>>>>>
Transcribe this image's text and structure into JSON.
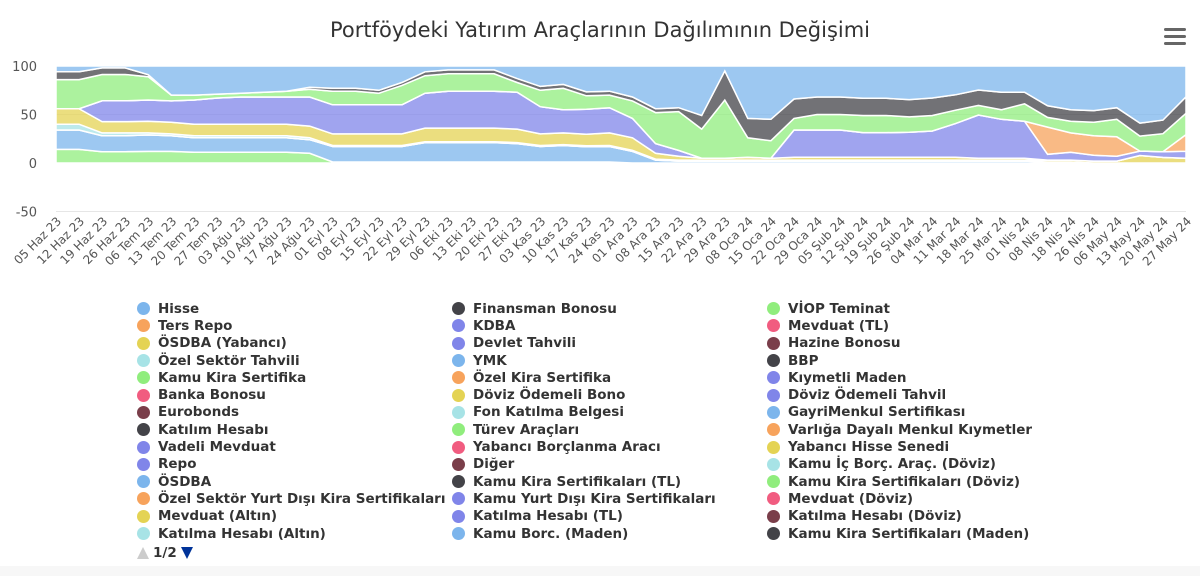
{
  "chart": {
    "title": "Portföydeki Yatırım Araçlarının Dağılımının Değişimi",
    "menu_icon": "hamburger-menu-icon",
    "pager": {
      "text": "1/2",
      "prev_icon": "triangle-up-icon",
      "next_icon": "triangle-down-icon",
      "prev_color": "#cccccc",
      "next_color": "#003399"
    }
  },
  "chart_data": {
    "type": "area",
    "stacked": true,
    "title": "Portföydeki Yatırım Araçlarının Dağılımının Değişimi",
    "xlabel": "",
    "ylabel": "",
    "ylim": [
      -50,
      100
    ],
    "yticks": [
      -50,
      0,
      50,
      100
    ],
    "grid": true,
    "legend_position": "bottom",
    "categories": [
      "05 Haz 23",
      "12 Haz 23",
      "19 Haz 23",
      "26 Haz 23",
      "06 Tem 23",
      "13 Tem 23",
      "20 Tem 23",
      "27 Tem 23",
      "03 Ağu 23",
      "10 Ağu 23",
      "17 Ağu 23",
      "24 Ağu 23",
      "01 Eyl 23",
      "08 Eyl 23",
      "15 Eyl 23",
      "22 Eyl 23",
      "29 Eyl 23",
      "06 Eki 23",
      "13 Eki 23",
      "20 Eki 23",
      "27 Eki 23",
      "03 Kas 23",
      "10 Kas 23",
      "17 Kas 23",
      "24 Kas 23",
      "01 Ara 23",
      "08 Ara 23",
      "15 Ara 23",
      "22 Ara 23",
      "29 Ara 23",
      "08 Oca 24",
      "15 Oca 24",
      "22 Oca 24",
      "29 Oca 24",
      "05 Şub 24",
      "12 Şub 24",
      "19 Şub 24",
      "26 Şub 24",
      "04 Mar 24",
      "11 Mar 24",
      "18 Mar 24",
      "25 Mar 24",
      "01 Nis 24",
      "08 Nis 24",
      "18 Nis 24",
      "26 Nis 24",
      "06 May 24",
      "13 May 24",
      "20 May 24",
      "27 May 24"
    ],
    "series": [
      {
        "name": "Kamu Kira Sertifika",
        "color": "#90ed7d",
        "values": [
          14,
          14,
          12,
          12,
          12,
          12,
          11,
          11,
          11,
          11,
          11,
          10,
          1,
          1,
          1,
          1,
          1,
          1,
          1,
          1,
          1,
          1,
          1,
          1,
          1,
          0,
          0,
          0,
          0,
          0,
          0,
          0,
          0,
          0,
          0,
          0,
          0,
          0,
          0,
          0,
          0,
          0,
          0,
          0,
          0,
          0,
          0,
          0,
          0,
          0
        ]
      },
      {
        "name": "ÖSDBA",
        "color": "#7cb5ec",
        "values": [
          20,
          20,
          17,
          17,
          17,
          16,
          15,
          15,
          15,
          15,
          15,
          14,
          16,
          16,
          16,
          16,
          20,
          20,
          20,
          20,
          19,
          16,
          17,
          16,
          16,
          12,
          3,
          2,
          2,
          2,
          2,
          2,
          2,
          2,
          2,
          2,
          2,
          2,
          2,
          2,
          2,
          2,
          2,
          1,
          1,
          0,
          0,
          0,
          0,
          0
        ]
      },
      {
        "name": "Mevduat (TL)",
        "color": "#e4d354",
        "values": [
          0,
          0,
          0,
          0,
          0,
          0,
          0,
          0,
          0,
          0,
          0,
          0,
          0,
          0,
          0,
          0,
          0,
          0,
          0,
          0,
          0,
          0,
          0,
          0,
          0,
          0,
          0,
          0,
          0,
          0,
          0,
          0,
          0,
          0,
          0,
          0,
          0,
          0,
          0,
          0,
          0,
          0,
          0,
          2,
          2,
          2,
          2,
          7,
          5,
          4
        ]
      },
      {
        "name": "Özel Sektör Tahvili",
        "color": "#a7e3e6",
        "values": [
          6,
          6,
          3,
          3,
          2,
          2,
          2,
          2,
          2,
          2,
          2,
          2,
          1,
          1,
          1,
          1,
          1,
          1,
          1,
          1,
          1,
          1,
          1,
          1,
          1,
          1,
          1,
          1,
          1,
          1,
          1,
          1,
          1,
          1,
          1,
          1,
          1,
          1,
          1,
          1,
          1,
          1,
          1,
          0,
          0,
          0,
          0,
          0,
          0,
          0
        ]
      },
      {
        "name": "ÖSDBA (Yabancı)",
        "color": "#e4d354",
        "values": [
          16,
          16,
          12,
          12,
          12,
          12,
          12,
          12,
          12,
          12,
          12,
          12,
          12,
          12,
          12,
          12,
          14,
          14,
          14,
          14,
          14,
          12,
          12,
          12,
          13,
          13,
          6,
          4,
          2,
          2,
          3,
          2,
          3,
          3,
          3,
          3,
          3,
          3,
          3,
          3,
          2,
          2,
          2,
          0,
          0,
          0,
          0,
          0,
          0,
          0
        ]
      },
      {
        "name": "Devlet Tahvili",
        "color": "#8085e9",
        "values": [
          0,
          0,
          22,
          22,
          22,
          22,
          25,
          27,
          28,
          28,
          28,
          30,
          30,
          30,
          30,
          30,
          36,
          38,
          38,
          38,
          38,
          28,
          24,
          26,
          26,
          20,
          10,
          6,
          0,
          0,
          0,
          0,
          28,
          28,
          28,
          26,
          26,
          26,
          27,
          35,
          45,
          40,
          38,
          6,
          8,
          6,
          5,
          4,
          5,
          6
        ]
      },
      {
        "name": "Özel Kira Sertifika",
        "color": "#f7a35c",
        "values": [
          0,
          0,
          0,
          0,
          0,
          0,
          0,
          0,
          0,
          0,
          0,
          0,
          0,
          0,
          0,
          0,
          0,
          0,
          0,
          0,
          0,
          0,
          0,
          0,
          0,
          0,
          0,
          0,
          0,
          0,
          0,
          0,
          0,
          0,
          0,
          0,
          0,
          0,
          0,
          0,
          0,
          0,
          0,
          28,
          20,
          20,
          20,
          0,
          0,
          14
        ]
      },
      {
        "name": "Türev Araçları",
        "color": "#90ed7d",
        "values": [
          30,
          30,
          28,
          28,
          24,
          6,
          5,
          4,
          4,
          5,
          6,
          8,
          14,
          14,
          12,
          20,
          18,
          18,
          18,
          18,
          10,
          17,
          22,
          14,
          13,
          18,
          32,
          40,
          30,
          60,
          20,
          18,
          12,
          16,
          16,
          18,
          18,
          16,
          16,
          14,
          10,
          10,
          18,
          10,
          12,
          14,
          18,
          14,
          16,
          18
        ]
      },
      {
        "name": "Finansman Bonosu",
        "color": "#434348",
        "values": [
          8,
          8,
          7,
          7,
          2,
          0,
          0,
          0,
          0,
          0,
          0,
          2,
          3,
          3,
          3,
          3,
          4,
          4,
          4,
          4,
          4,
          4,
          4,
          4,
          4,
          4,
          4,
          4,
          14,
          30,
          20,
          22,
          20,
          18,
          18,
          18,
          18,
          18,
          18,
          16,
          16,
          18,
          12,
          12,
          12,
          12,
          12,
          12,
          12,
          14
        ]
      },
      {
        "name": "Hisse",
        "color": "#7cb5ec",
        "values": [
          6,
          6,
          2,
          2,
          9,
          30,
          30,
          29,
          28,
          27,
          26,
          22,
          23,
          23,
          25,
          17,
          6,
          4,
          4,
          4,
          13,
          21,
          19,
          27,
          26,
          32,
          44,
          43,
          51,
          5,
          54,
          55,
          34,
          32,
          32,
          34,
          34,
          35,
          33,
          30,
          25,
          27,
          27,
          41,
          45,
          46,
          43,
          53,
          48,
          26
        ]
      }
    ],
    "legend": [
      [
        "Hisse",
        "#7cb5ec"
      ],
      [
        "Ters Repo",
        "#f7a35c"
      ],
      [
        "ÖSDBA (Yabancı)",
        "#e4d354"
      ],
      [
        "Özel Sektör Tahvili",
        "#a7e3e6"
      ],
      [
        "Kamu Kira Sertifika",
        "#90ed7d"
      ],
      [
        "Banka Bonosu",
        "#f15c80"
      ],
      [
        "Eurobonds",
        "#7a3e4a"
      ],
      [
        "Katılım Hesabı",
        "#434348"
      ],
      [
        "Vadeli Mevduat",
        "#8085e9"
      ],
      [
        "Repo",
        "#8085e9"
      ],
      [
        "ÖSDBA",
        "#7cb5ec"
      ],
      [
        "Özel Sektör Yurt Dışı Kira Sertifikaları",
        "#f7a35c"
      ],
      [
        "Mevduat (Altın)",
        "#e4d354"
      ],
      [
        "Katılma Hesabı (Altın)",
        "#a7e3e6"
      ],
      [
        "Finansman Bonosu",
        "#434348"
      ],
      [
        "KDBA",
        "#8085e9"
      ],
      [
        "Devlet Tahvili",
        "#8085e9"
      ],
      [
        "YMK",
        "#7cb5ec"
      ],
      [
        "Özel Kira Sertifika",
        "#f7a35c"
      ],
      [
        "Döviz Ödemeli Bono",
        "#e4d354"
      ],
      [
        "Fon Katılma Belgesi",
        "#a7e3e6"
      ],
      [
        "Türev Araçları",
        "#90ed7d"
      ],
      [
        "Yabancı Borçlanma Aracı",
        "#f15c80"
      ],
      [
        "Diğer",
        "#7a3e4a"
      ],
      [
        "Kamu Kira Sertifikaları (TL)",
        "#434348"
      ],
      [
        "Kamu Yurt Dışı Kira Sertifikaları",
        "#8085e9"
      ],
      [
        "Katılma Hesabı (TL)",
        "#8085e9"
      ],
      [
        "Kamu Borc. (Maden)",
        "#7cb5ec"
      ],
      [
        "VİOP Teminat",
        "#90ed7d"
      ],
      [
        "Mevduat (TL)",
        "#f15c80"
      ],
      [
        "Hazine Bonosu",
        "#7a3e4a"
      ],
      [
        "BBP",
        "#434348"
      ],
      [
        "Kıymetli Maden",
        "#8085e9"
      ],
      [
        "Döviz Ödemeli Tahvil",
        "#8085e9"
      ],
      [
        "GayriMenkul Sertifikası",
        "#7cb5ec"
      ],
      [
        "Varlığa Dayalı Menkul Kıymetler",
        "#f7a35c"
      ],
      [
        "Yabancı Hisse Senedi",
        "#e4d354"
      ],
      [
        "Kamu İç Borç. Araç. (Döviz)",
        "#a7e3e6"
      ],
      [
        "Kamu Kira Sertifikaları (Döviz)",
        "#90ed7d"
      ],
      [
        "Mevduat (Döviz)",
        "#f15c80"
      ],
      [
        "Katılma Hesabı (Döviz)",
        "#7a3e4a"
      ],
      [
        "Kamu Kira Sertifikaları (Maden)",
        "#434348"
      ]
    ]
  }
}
<<<<<
Set task: Count every line in the listing above that holds "Dışı", then report only the count.

Written answer: 2